Stated exercise -
Starting at the line that contains "Output the text content of this document.", copy each line through the end of the listing below. Include both ends and output nothing more.

Information provided -
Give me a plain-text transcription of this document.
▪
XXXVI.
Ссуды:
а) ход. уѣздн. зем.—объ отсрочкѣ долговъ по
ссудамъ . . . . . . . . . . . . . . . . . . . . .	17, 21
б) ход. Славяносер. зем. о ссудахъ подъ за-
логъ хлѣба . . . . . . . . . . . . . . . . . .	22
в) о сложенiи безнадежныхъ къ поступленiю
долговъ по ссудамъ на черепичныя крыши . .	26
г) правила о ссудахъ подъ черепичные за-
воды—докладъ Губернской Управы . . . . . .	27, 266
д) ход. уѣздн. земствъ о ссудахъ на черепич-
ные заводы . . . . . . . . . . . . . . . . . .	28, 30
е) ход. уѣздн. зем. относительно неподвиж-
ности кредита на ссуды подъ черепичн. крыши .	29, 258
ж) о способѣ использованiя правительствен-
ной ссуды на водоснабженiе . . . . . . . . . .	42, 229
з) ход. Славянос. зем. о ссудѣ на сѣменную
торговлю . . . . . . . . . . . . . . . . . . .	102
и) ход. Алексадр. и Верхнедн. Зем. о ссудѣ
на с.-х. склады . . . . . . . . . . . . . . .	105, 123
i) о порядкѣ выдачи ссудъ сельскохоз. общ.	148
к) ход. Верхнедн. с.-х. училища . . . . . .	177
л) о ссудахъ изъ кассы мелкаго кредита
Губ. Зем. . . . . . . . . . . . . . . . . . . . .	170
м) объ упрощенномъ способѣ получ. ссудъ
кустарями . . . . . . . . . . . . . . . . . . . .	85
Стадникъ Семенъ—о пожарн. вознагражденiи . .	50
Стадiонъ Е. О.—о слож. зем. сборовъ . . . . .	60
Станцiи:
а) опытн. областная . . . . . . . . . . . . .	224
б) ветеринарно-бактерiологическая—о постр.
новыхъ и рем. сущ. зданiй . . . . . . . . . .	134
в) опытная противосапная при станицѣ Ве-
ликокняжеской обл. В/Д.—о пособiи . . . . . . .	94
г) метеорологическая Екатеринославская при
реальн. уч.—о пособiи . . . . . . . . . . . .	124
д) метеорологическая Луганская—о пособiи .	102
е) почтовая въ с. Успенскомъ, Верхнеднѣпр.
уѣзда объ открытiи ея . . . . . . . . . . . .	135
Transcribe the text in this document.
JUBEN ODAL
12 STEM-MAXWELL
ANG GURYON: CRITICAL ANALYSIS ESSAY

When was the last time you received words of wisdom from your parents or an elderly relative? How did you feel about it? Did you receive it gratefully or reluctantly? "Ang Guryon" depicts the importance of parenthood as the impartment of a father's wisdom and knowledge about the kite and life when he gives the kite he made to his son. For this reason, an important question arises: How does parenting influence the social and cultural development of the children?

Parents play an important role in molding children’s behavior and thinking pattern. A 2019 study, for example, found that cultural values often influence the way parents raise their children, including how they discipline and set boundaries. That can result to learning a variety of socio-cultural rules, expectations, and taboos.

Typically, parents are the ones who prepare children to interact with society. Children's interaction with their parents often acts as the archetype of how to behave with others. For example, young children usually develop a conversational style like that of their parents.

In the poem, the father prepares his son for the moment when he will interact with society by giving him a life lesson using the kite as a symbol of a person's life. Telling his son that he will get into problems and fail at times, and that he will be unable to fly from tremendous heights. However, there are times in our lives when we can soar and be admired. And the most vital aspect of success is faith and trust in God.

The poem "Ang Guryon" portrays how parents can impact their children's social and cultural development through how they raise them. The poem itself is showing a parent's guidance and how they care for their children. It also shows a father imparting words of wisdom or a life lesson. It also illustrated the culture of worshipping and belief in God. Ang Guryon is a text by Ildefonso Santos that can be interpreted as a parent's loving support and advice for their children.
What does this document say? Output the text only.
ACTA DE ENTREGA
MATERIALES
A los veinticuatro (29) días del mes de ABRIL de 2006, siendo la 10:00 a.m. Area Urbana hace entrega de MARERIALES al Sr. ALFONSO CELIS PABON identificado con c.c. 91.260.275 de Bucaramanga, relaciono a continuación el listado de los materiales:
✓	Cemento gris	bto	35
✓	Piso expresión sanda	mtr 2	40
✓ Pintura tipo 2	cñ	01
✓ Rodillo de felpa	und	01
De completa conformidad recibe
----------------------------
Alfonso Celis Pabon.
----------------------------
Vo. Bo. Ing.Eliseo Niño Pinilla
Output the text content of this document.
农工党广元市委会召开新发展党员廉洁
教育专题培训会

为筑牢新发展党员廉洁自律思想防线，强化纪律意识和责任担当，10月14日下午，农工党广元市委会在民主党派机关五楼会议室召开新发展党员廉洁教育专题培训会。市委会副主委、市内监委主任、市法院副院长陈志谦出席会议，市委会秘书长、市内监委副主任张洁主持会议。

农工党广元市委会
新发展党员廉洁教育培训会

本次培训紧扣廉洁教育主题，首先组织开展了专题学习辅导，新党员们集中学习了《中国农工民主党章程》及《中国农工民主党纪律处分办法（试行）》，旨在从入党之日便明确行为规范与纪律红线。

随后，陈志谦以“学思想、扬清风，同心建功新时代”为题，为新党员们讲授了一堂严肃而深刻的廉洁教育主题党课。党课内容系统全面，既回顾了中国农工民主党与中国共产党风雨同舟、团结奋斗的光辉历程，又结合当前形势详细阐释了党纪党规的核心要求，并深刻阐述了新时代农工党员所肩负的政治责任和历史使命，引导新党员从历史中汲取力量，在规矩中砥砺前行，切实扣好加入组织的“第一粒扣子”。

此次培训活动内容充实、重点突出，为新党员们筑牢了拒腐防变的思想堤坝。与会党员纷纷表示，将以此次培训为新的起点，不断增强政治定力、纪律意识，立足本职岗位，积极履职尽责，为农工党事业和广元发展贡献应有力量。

Finished answer -
Output the text content of this document.
农工党广元市委会召开新发展党员廉洁
教育专题培训会

为筑牢新发展党员廉洁自律思想防线，强化纪律意识和责任担当，10月14日下午，农工党广元市委会在民主党派机关五楼会议室召开新发展党员廉洁教育专题培训会。市委会副主委、市内监委主任、市法院副院长陈志谦出席会议，市委会秘书长、市内监委副主任张洁主持会议。

农工党广元市委会
新发展党员廉洁教育培训会

本次培训紧扣廉洁教育主题，首先组织开展了专题学习辅导，新党员们集中学习了《中国农工民主党章程》及《中国农工民主党纪律处分办法（试行）》，旨在从入党之日便明确行为规范与纪律红线。

随后，陈志谦以“学思想、扬清风，同心建功新时代”为题，为新党员们讲授了一堂严肃而深刻的廉洁教育主题党课。党课内容系统全面，既回顾了中国农工民主党与中国共产党风雨同舟、团结奋斗的光辉历程，又结合当前形势详细阐释了党纪党规的核心要求，并深刻阐述了新时代农工党员所肩负的政治责任和历史使命，引导新党员从历史中汲取力量，在规矩中砥砺前行，切实扣好加入组织的“第一粒扣子”。

此次培训活动内容充实、重点突出，为新党员们筑牢了拒腐防变的思想堤坝。与会党员纷纷表示，将以此次培训为新的起点，不断增强政治定力、纪律意识，立足本职岗位，积极履职尽责，为农工党事业和广元发展贡献应有力量。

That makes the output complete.